_Data supplied_
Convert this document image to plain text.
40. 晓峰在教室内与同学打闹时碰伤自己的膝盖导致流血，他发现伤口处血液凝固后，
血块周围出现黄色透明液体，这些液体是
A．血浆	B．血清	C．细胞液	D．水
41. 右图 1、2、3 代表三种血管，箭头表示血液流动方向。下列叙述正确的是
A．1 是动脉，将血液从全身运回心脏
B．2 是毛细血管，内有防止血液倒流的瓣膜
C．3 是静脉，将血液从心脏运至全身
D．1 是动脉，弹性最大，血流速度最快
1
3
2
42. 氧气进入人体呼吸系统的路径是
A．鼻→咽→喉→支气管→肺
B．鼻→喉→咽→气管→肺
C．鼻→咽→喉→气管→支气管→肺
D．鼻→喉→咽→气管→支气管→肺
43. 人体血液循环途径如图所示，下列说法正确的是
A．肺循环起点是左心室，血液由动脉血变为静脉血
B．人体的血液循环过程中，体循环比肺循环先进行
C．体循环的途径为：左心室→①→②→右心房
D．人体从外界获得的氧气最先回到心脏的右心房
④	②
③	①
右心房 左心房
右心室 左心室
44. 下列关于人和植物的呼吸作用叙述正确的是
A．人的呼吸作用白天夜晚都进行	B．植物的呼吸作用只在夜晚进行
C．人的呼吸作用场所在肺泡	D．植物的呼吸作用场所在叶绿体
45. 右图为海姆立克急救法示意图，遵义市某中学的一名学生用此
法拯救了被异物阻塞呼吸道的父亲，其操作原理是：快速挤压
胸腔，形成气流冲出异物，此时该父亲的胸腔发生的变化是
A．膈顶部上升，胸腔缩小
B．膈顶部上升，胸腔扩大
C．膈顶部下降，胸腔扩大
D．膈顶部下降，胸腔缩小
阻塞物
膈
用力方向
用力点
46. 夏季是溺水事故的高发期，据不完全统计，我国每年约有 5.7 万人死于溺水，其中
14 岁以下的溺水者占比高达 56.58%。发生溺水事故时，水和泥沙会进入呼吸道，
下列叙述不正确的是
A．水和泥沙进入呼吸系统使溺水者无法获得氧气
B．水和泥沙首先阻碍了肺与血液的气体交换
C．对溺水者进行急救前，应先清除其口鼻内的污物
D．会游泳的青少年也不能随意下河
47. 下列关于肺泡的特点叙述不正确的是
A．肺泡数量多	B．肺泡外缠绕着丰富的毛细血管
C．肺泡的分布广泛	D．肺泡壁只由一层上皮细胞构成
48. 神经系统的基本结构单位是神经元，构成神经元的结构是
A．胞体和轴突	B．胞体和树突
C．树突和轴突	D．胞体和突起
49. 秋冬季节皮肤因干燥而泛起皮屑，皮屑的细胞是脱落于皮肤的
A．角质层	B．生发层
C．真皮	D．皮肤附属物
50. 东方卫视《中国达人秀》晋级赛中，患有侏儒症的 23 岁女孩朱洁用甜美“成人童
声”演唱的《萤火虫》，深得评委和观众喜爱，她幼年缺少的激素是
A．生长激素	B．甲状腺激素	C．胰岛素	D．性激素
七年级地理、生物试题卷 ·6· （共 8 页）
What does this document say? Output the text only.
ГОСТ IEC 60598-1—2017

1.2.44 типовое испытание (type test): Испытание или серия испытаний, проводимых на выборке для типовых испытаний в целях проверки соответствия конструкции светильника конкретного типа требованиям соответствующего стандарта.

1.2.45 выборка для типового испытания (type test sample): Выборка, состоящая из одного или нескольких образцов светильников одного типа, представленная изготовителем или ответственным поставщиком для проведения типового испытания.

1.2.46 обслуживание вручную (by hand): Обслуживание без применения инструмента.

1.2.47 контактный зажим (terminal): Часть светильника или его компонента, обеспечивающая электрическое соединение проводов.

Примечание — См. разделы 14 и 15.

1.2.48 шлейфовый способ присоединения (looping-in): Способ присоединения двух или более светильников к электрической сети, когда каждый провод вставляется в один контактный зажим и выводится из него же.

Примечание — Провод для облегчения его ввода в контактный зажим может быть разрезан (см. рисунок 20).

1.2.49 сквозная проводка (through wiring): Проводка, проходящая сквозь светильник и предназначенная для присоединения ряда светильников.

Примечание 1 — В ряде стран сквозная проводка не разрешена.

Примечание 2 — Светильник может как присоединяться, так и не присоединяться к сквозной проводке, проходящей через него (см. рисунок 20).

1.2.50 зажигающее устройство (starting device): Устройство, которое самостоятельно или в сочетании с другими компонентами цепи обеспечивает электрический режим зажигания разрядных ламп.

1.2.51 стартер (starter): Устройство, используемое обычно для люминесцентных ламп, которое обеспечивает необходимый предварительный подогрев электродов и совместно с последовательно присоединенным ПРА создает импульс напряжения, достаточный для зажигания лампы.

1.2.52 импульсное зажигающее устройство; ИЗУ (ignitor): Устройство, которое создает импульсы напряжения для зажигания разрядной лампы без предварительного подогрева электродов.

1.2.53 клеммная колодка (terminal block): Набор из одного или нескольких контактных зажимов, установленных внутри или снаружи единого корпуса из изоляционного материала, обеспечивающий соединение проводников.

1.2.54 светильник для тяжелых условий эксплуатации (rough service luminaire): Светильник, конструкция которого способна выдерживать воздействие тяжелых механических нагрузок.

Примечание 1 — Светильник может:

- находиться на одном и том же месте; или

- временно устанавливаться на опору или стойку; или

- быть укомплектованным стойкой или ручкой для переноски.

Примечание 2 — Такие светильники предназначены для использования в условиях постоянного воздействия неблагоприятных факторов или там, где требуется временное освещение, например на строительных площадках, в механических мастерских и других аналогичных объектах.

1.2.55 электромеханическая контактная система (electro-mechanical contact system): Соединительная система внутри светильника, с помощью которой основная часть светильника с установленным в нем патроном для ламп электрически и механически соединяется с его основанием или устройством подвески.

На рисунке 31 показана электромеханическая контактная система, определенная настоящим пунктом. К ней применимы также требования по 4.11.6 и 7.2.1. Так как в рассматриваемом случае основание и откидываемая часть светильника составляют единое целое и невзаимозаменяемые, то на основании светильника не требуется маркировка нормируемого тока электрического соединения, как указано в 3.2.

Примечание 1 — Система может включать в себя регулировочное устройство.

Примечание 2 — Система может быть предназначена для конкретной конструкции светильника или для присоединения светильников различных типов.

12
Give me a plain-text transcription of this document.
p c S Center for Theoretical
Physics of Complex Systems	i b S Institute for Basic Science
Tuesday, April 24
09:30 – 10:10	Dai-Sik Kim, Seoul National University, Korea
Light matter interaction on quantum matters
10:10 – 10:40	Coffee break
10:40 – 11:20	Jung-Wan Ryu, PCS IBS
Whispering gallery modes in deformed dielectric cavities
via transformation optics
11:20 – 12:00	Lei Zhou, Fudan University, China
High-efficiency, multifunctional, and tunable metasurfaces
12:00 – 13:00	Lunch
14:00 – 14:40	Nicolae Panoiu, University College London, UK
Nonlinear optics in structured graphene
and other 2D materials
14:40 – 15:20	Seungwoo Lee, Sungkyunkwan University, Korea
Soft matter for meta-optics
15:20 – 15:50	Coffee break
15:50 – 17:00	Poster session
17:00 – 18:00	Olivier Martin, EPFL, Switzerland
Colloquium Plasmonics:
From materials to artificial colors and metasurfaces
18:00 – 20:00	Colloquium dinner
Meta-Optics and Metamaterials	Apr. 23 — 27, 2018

_What is required_
What needs duplicating is the run of lines from the one containing "Give me a plain-text" through the last line of the entries above, exact and complete.

_Complete response_
Give me a plain-text transcription of this document.
p c S Center for Theoretical
Physics of Complex Systems	i b S Institute for Basic Science
Tuesday, April 24
09:30 – 10:10	Dai-Sik Kim, Seoul National University, Korea
Light matter interaction on quantum matters
10:10 – 10:40	Coffee break
10:40 – 11:20	Jung-Wan Ryu, PCS IBS
Whispering gallery modes in deformed dielectric cavities
via transformation optics
11:20 – 12:00	Lei Zhou, Fudan University, China
High-efficiency, multifunctional, and tunable metasurfaces
12:00 – 13:00	Lunch
14:00 – 14:40	Nicolae Panoiu, University College London, UK
Nonlinear optics in structured graphene
and other 2D materials
14:40 – 15:20	Seungwoo Lee, Sungkyunkwan University, Korea
Soft matter for meta-optics
15:20 – 15:50	Coffee break
15:50 – 17:00	Poster session
17:00 – 18:00	Olivier Martin, EPFL, Switzerland
Colloquium Plasmonics:
From materials to artificial colors and metasurfaces
18:00 – 20:00	Colloquium dinner
Meta-Optics and Metamaterials	Apr. 23 — 27, 2018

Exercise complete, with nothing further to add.